(A block of data)
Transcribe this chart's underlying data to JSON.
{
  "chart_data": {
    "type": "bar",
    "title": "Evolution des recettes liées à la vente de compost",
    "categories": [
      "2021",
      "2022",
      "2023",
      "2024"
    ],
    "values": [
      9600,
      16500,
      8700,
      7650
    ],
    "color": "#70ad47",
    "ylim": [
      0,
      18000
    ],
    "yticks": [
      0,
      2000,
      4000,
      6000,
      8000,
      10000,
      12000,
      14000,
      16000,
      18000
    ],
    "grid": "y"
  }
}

-- EXERCISE REQUIREMENTS --
Return every record above exactly as it appears.

-- CORRECT RESPONSE --
Transcribe this chart's underlying data to JSON.
{
  "chart_data": {
    "type": "bar",
    "title": "Evolution des recettes liées à la vente de compost",
    "categories": [
      "2021",
      "2022",
      "2023",
      "2024"
    ],
    "values": [
      9600,
      16500,
      8700,
      7650
    ],
    "color": "#70ad47",
    "ylim": [
      0,
      18000
    ],
    "yticks": [
      0,
      2000,
      4000,
      6000,
      8000,
      10000,
      12000,
      14000,
      16000,
      18000
    ],
    "grid": "y"
  }
}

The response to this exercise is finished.